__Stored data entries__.

════

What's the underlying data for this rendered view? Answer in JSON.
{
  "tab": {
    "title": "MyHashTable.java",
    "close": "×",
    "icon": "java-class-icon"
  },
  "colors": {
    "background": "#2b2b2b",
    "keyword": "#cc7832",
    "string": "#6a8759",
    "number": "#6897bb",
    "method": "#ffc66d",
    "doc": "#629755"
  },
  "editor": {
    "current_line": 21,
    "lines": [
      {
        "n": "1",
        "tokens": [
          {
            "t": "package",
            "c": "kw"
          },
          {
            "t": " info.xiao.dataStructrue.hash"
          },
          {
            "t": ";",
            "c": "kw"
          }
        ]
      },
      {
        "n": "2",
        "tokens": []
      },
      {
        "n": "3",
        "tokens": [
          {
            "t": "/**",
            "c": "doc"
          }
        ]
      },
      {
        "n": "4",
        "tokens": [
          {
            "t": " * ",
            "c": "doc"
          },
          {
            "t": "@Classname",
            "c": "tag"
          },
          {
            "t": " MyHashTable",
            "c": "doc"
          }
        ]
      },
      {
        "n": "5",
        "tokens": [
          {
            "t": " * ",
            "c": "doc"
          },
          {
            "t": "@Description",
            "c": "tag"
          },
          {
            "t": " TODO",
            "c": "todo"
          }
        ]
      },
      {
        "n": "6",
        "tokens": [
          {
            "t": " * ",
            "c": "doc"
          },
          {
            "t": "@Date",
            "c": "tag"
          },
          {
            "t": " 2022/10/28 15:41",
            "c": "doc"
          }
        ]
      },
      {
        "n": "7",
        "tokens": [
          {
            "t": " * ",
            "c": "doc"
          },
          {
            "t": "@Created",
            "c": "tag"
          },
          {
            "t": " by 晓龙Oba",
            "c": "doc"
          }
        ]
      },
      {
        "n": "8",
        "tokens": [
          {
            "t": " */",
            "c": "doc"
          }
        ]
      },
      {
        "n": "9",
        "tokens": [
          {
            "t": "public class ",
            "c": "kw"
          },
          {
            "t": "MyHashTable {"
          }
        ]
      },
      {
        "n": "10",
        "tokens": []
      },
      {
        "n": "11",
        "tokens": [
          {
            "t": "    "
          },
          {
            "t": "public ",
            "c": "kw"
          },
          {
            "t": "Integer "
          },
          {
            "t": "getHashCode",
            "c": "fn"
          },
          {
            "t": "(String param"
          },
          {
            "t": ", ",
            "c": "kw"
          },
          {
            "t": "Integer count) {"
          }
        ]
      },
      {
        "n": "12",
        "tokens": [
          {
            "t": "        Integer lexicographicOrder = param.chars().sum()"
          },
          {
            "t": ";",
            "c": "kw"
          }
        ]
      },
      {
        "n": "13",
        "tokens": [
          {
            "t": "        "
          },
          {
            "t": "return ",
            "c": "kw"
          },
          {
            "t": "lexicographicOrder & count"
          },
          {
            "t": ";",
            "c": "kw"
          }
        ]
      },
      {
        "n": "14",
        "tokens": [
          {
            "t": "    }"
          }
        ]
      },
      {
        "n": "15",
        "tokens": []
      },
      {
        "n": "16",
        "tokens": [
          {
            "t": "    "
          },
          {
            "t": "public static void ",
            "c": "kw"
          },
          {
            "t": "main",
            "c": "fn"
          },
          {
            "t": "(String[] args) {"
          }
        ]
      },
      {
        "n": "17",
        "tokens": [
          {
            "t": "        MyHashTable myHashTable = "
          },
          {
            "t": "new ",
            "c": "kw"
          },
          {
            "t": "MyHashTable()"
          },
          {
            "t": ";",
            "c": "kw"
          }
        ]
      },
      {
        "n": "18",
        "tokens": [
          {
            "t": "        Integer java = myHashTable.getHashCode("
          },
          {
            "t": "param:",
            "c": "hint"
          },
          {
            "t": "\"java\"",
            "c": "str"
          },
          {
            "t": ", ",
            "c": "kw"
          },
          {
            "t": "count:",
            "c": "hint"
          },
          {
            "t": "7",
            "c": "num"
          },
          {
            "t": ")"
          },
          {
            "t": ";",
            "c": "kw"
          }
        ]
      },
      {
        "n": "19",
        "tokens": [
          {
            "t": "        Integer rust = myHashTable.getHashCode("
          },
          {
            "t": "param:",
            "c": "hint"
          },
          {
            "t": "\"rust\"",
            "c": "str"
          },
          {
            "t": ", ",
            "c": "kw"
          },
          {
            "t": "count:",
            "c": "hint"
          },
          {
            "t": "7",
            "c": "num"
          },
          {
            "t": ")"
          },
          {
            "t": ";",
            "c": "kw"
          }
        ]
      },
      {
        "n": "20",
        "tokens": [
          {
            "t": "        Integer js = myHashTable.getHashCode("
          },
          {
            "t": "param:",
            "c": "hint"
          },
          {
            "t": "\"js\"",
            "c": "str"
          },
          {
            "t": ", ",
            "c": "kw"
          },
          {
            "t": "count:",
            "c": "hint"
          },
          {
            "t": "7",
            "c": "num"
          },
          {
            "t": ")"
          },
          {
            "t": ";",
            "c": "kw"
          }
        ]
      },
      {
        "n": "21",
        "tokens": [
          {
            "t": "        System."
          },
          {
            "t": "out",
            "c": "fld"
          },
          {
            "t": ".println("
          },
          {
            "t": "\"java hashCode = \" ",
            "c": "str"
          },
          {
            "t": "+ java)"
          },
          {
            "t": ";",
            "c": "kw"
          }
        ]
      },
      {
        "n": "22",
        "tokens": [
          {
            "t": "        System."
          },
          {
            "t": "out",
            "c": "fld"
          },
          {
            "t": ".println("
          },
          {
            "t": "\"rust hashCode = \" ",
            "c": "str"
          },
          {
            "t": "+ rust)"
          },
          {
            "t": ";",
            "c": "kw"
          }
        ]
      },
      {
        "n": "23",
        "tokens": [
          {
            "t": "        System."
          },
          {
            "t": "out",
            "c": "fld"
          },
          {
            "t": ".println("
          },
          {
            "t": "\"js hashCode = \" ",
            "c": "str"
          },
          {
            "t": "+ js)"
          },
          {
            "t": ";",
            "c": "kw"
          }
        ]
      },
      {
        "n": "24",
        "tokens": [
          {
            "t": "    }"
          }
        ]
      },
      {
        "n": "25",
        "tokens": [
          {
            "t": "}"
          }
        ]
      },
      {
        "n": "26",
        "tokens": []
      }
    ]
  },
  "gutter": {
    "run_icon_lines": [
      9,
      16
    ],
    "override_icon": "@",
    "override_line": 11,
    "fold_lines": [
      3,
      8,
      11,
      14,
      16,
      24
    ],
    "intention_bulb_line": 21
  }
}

════

__What the exercise asks__.
Search the entries for the word "lexicographicOrder", then list each line that holds it.

__Completed task__.
            "t": "        Integer lexicographicOrder = param.chars().sum()"
            "t": "lexicographicOrder & count"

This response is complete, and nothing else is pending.